Dataset items:
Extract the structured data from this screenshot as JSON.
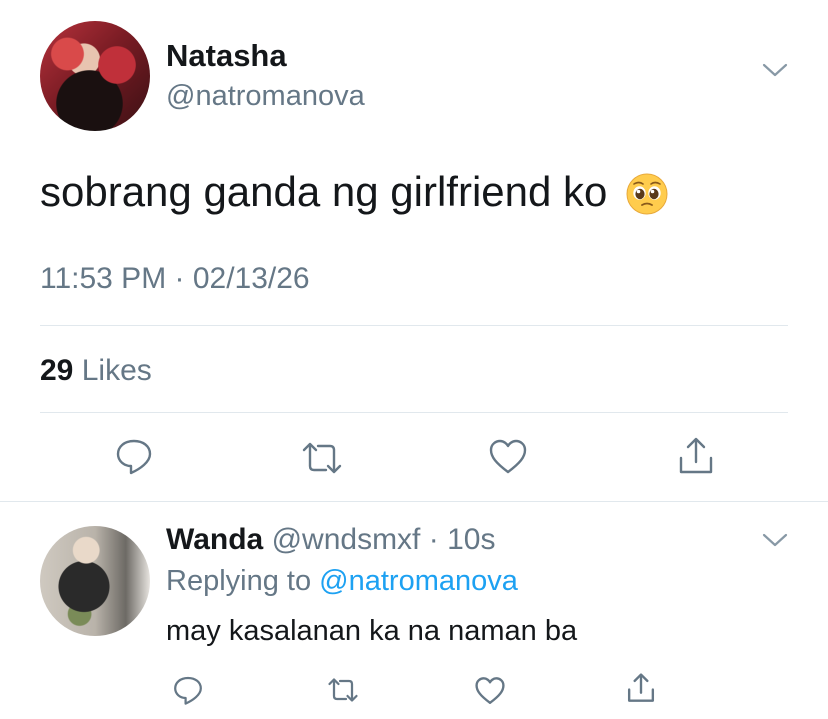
{
  "tweet": {
    "author_name": "Natasha",
    "author_handle": "@natromanova",
    "text": "sobrang ganda ng girlfriend ko",
    "emoji": "pleading-face",
    "timestamp": "11:53 PM · 02/13/26",
    "likes_count": "29",
    "likes_label": "Likes"
  },
  "actions": [
    "reply-icon",
    "retweet-icon",
    "like-icon",
    "share-icon"
  ],
  "reply": {
    "author_name": "Wanda",
    "author_handle": "@wndsmxf",
    "time": "10s",
    "separator": "·",
    "replying_prefix": "Replying to",
    "replying_to": "@natromanova",
    "text": "may kasalanan ka na naman ba"
  },
  "colors": {
    "text": "#14171a",
    "secondary": "#657786",
    "link": "#1da1f2",
    "divider": "#e1e8ed"
  }
}
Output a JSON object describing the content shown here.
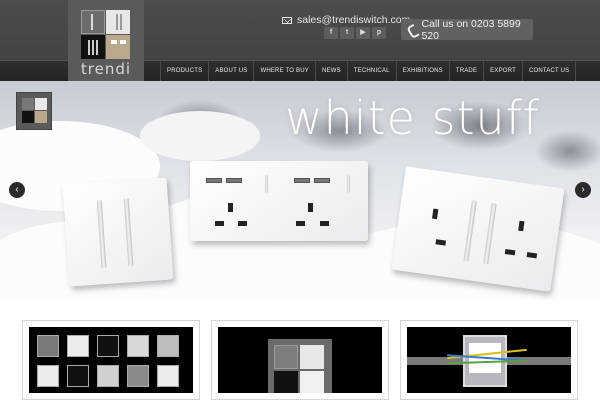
{
  "header": {
    "logo_text": "trendi",
    "email": "sales@trendiswitch.com",
    "phone": "Call us on 0203 5899 520",
    "socials": [
      {
        "name": "facebook",
        "glyph": "f"
      },
      {
        "name": "twitter",
        "glyph": "t"
      },
      {
        "name": "youtube",
        "glyph": "▶"
      },
      {
        "name": "pinterest",
        "glyph": "p"
      }
    ]
  },
  "nav": {
    "items": [
      "PRODUCTS",
      "ABOUT US",
      "WHERE TO BUY",
      "NEWS",
      "TECHNICAL",
      "EXHIBITIONS",
      "TRADE",
      "EXPORT",
      "CONTACT US"
    ]
  },
  "hero": {
    "title": "white stuff",
    "prev_glyph": "‹",
    "next_glyph": "›"
  },
  "colors": {
    "header_bg": "#444444",
    "nav_bg": "#262626",
    "accent_phone_box": "#616161"
  }
}
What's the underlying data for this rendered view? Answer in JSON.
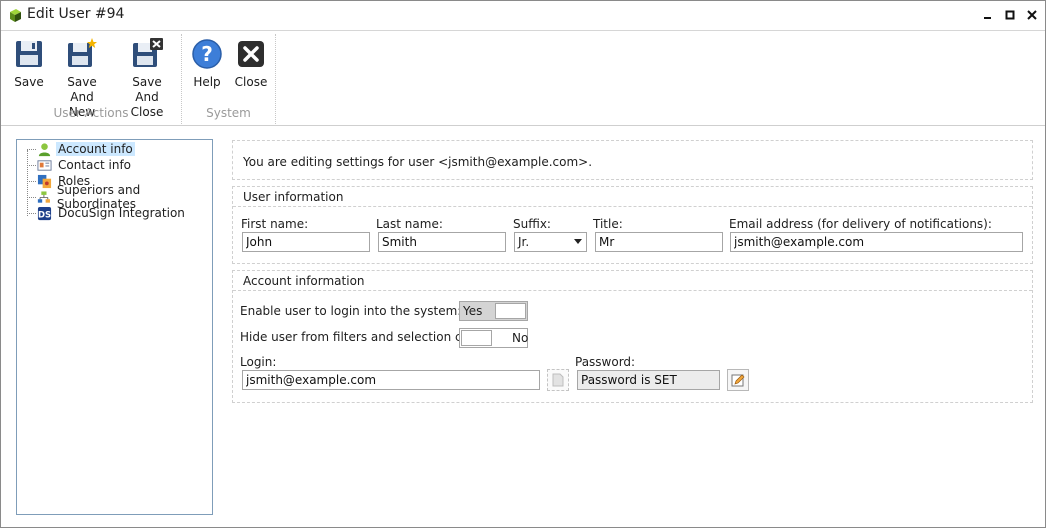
{
  "window": {
    "title": "Edit User #94"
  },
  "ribbon": {
    "groups": [
      {
        "caption": "User Actions"
      },
      {
        "caption": "System"
      }
    ],
    "buttons": {
      "save": "Save",
      "save_and_new_1": "Save And",
      "save_and_new_2": "New",
      "save_and_close_1": "Save And",
      "save_and_close_2": "Close",
      "help": "Help",
      "close": "Close"
    }
  },
  "tree": {
    "items": [
      {
        "label": "Account info",
        "icon": "user-icon",
        "selected": true
      },
      {
        "label": "Contact info",
        "icon": "contact-card-icon"
      },
      {
        "label": "Roles",
        "icon": "roles-icon"
      },
      {
        "label": "Superiors and Subordinates",
        "icon": "org-chart-icon"
      },
      {
        "label": "DocuSign Integration",
        "icon": "docusign-icon"
      }
    ]
  },
  "info": {
    "text": "You are editing settings for user <jsmith@example.com>."
  },
  "user_information": {
    "title": "User information",
    "first_name_label": "First name:",
    "first_name": "John",
    "last_name_label": "Last name:",
    "last_name": "Smith",
    "suffix_label": "Suffix:",
    "suffix": "Jr.",
    "title_label": "Title:",
    "title_value": "Mr",
    "email_label": "Email address (for delivery of notifications):",
    "email": "jsmith@example.com"
  },
  "account_information": {
    "title": "Account information",
    "enable_login_label": "Enable user to login into the system:",
    "enable_login_value": "Yes",
    "hide_user_label": "Hide user from filters and selection controls:",
    "hide_user_value": "No",
    "login_label": "Login:",
    "login": "jsmith@example.com",
    "password_label": "Password:",
    "password_status": "Password is SET"
  },
  "colors": {
    "selection": "#cce8ff",
    "tree_border": "#7f9db9",
    "help_blue": "#3d7ed8"
  }
}
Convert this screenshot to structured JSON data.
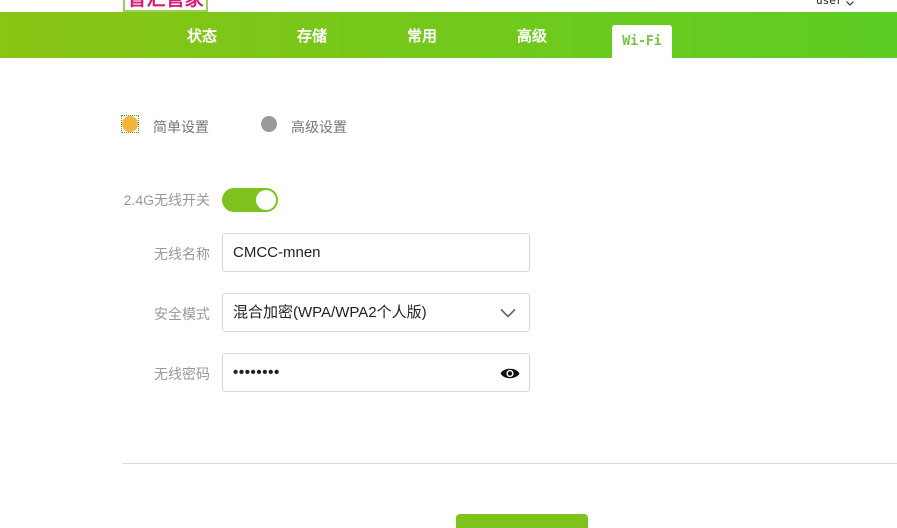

Written request: Repeat each record exactly, with the pictures left out.

Answer to the problem:
Extract the structured data from this screenshot as JSON.
{
  "tweet": {
    "author_name": "Natasha",
    "author_handle": "@natromanova",
    "text": "sobrang ganda ng girlfriend ko",
    "emoji": "pleading-face",
    "timestamp": "11:53 PM · 02/13/26",
    "likes_count": "29",
    "likes_label": "Likes"
  },
  "actions": [
    "reply-icon",
    "retweet-icon",
    "like-icon",
    "share-icon"
  ],
  "reply": {
    "author_name": "Wanda",
    "author_handle": "@wndsmxf",
    "time": "10s",
    "separator": "·",
    "replying_prefix": "Replying to",
    "replying_to": "@natromanova",
    "text": "may kasalanan ka na naman ba"
  },
  "colors": {
    "text": "#14171a",
    "secondary": "#657786",
    "link": "#1da1f2",
    "divider": "#e1e8ed"
  }
}
Output a JSON object describing the content shown here.
{
  "header": {
    "logo_text": "trendi",
    "email": "sales@trendiswitch.com",
    "phone": "Call us on 0203 5899 520",
    "socials": [
      {
        "name": "facebook",
        "glyph": "f"
      },
      {
        "name": "twitter",
        "glyph": "t"
      },
      {
        "name": "youtube",
        "glyph": "▶"
      },
      {
        "name": "pinterest",
        "glyph": "p"
      }
    ]
  },
  "nav": {
    "items": [
      "PRODUCTS",
      "ABOUT US",
      "WHERE TO BUY",
      "NEWS",
      "TECHNICAL",
      "EXHIBITIONS",
      "TRADE",
      "EXPORT",
      "CONTACT US"
    ]
  },
  "hero": {
    "title": "white stuff",
    "prev_glyph": "‹",
    "next_glyph": "›"
  },
  "colors": {
    "header_bg": "#444444",
    "nav_bg": "#262626",
    "accent_phone_box": "#616161"
  }
}
What's the underlying data for this rendered view? Answer in JSON.
{
  "window": {
    "title": "Edit User #94"
  },
  "ribbon": {
    "groups": [
      {
        "caption": "User Actions"
      },
      {
        "caption": "System"
      }
    ],
    "buttons": {
      "save": "Save",
      "save_and_new_1": "Save And",
      "save_and_new_2": "New",
      "save_and_close_1": "Save And",
      "save_and_close_2": "Close",
      "help": "Help",
      "close": "Close"
    }
  },
  "tree": {
    "items": [
      {
        "label": "Account info",
        "icon": "user-icon",
        "selected": true
      },
      {
        "label": "Contact info",
        "icon": "contact-card-icon"
      },
      {
        "label": "Roles",
        "icon": "roles-icon"
      },
      {
        "label": "Superiors and Subordinates",
        "icon": "org-chart-icon"
      },
      {
        "label": "DocuSign Integration",
        "icon": "docusign-icon"
      }
    ]
  },
  "info": {
    "text": "You are editing settings for user <jsmith@example.com>."
  },
  "user_information": {
    "title": "User information",
    "first_name_label": "First name:",
    "first_name": "John",
    "last_name_label": "Last name:",
    "last_name": "Smith",
    "suffix_label": "Suffix:",
    "suffix": "Jr.",
    "title_label": "Title:",
    "title_value": "Mr",
    "email_label": "Email address (for delivery of notifications):",
    "email": "jsmith@example.com"
  },
  "account_information": {
    "title": "Account information",
    "enable_login_label": "Enable user to login into the system:",
    "enable_login_value": "Yes",
    "hide_user_label": "Hide user from filters and selection controls:",
    "hide_user_value": "No",
    "login_label": "Login:",
    "login": "jsmith@example.com",
    "password_label": "Password:",
    "password_status": "Password is SET"
  },
  "colors": {
    "selection": "#cce8ff",
    "tree_border": "#7f9db9",
    "help_blue": "#3d7ed8"
  }
}
Convert this screenshot to structured JSON data.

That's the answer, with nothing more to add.